Task goal — In full and without alteration, repeat the material.

(Dataset items)

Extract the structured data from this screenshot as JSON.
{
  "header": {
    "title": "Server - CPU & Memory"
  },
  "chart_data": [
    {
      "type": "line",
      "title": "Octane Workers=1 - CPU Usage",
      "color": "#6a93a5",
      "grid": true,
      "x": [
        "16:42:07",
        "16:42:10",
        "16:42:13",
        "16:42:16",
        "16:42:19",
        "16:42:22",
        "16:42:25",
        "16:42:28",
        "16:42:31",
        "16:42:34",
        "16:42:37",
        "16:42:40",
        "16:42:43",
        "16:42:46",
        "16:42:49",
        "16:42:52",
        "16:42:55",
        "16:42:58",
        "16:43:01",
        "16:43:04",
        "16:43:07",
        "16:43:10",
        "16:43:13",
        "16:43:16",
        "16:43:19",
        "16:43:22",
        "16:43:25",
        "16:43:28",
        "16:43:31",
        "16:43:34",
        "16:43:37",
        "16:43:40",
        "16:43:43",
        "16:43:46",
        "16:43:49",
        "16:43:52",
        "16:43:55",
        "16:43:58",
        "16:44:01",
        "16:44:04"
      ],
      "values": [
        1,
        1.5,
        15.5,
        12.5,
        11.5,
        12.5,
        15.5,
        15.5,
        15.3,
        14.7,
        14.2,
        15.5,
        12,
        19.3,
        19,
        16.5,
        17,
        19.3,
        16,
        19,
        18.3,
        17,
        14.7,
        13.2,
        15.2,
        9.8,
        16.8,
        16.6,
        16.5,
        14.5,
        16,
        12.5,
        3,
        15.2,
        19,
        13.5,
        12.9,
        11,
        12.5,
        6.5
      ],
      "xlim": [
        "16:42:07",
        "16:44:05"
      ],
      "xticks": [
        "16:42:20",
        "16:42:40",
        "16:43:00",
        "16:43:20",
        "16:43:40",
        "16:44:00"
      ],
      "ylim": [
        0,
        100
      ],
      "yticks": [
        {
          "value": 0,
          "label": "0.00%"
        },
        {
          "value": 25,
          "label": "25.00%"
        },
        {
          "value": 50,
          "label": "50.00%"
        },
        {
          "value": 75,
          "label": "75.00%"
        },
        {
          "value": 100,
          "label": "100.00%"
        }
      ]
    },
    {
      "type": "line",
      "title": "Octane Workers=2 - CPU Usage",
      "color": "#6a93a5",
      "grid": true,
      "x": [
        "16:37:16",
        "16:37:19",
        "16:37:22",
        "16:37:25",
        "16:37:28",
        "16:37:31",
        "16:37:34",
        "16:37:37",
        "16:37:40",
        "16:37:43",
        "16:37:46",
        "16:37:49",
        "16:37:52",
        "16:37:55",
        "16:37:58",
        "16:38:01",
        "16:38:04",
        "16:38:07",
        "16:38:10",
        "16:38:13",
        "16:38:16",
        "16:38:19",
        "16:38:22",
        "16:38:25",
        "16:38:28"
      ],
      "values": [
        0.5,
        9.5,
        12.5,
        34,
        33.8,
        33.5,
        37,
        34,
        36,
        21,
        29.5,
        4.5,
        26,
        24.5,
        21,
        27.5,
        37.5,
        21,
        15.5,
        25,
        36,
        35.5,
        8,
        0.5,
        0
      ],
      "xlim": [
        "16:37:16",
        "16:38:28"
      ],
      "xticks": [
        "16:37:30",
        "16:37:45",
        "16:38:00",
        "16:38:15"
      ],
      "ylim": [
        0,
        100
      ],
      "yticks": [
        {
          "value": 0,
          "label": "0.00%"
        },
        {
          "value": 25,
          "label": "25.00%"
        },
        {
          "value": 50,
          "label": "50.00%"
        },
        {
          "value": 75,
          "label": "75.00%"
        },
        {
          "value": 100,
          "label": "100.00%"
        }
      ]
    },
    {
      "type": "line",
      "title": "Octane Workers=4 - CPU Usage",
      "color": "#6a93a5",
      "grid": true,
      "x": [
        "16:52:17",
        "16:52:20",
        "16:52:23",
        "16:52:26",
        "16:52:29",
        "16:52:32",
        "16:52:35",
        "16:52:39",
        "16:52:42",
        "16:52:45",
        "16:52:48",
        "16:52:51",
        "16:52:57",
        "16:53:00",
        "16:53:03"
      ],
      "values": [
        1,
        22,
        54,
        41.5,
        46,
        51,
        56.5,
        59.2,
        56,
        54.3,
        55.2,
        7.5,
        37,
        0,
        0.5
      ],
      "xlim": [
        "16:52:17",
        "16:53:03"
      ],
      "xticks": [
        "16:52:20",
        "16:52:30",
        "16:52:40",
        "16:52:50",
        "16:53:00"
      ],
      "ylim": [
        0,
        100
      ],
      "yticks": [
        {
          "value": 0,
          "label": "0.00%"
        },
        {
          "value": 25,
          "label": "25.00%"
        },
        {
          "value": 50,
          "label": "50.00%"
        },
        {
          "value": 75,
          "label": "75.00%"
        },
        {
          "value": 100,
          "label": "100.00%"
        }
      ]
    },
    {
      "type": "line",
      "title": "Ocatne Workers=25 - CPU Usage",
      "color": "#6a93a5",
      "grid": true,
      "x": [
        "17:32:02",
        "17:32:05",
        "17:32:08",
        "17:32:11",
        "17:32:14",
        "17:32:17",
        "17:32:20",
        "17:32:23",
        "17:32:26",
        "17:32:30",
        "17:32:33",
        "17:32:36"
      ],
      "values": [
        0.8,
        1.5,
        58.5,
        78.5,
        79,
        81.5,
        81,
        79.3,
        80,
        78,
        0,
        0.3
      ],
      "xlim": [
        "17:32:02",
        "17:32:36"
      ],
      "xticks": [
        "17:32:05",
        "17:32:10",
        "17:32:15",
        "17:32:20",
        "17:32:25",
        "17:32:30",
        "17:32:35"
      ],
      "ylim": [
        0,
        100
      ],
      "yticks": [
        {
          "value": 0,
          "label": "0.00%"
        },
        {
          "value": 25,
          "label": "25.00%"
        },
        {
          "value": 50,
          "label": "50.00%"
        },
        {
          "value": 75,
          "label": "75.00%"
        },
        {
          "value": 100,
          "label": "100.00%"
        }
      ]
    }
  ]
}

Task output —
Extract the structured data from this screenshot as JSON.
{
  "header": {
    "title": "Server - CPU & Memory"
  },
  "chart_data": [
    {
      "type": "line",
      "title": "Octane Workers=1 - CPU Usage",
      "color": "#6a93a5",
      "grid": true,
      "x": [
        "16:42:07",
        "16:42:10",
        "16:42:13",
        "16:42:16",
        "16:42:19",
        "16:42:22",
        "16:42:25",
        "16:42:28",
        "16:42:31",
        "16:42:34",
        "16:42:37",
        "16:42:40",
        "16:42:43",
        "16:42:46",
        "16:42:49",
        "16:42:52",
        "16:42:55",
        "16:42:58",
        "16:43:01",
        "16:43:04",
        "16:43:07",
        "16:43:10",
        "16:43:13",
        "16:43:16",
        "16:43:19",
        "16:43:22",
        "16:43:25",
        "16:43:28",
        "16:43:31",
        "16:43:34",
        "16:43:37",
        "16:43:40",
        "16:43:43",
        "16:43:46",
        "16:43:49",
        "16:43:52",
        "16:43:55",
        "16:43:58",
        "16:44:01",
        "16:44:04"
      ],
      "values": [
        1,
        1.5,
        15.5,
        12.5,
        11.5,
        12.5,
        15.5,
        15.5,
        15.3,
        14.7,
        14.2,
        15.5,
        12,
        19.3,
        19,
        16.5,
        17,
        19.3,
        16,
        19,
        18.3,
        17,
        14.7,
        13.2,
        15.2,
        9.8,
        16.8,
        16.6,
        16.5,
        14.5,
        16,
        12.5,
        3,
        15.2,
        19,
        13.5,
        12.9,
        11,
        12.5,
        6.5
      ],
      "xlim": [
        "16:42:07",
        "16:44:05"
      ],
      "xticks": [
        "16:42:20",
        "16:42:40",
        "16:43:00",
        "16:43:20",
        "16:43:40",
        "16:44:00"
      ],
      "ylim": [
        0,
        100
      ],
      "yticks": [
        {
          "value": 0,
          "label": "0.00%"
        },
        {
          "value": 25,
          "label": "25.00%"
        },
        {
          "value": 50,
          "label": "50.00%"
        },
        {
          "value": 75,
          "label": "75.00%"
        },
        {
          "value": 100,
          "label": "100.00%"
        }
      ]
    },
    {
      "type": "line",
      "title": "Octane Workers=2 - CPU Usage",
      "color": "#6a93a5",
      "grid": true,
      "x": [
        "16:37:16",
        "16:37:19",
        "16:37:22",
        "16:37:25",
        "16:37:28",
        "16:37:31",
        "16:37:34",
        "16:37:37",
        "16:37:40",
        "16:37:43",
        "16:37:46",
        "16:37:49",
        "16:37:52",
        "16:37:55",
        "16:37:58",
        "16:38:01",
        "16:38:04",
        "16:38:07",
        "16:38:10",
        "16:38:13",
        "16:38:16",
        "16:38:19",
        "16:38:22",
        "16:38:25",
        "16:38:28"
      ],
      "values": [
        0.5,
        9.5,
        12.5,
        34,
        33.8,
        33.5,
        37,
        34,
        36,
        21,
        29.5,
        4.5,
        26,
        24.5,
        21,
        27.5,
        37.5,
        21,
        15.5,
        25,
        36,
        35.5,
        8,
        0.5,
        0
      ],
      "xlim": [
        "16:37:16",
        "16:38:28"
      ],
      "xticks": [
        "16:37:30",
        "16:37:45",
        "16:38:00",
        "16:38:15"
      ],
      "ylim": [
        0,
        100
      ],
      "yticks": [
        {
          "value": 0,
          "label": "0.00%"
        },
        {
          "value": 25,
          "label": "25.00%"
        },
        {
          "value": 50,
          "label": "50.00%"
        },
        {
          "value": 75,
          "label": "75.00%"
        },
        {
          "value": 100,
          "label": "100.00%"
        }
      ]
    },
    {
      "type": "line",
      "title": "Octane Workers=4 - CPU Usage",
      "color": "#6a93a5",
      "grid": true,
      "x": [
        "16:52:17",
        "16:52:20",
        "16:52:23",
        "16:52:26",
        "16:52:29",
        "16:52:32",
        "16:52:35",
        "16:52:39",
        "16:52:42",
        "16:52:45",
        "16:52:48",
        "16:52:51",
        "16:52:57",
        "16:53:00",
        "16:53:03"
      ],
      "values": [
        1,
        22,
        54,
        41.5,
        46,
        51,
        56.5,
        59.2,
        56,
        54.3,
        55.2,
        7.5,
        37,
        0,
        0.5
      ],
      "xlim": [
        "16:52:17",
        "16:53:03"
      ],
      "xticks": [
        "16:52:20",
        "16:52:30",
        "16:52:40",
        "16:52:50",
        "16:53:00"
      ],
      "ylim": [
        0,
        100
      ],
      "yticks": [
        {
          "value": 0,
          "label": "0.00%"
        },
        {
          "value": 25,
          "label": "25.00%"
        },
        {
          "value": 50,
          "label": "50.00%"
        },
        {
          "value": 75,
          "label": "75.00%"
        },
        {
          "value": 100,
          "label": "100.00%"
        }
      ]
    },
    {
      "type": "line",
      "title": "Ocatne Workers=25 - CPU Usage",
      "color": "#6a93a5",
      "grid": true,
      "x": [
        "17:32:02",
        "17:32:05",
        "17:32:08",
        "17:32:11",
        "17:32:14",
        "17:32:17",
        "17:32:20",
        "17:32:23",
        "17:32:26",
        "17:32:30",
        "17:32:33",
        "17:32:36"
      ],
      "values": [
        0.8,
        1.5,
        58.5,
        78.5,
        79,
        81.5,
        81,
        79.3,
        80,
        78,
        0,
        0.3
      ],
      "xlim": [
        "17:32:02",
        "17:32:36"
      ],
      "xticks": [
        "17:32:05",
        "17:32:10",
        "17:32:15",
        "17:32:20",
        "17:32:25",
        "17:32:30",
        "17:32:35"
      ],
      "ylim": [
        0,
        100
      ],
      "yticks": [
        {
          "value": 0,
          "label": "0.00%"
        },
        {
          "value": 25,
          "label": "25.00%"
        },
        {
          "value": 50,
          "label": "50.00%"
        },
        {
          "value": 75,
          "label": "75.00%"
        },
        {
          "value": 100,
          "label": "100.00%"
        }
      ]
    }
  ]
}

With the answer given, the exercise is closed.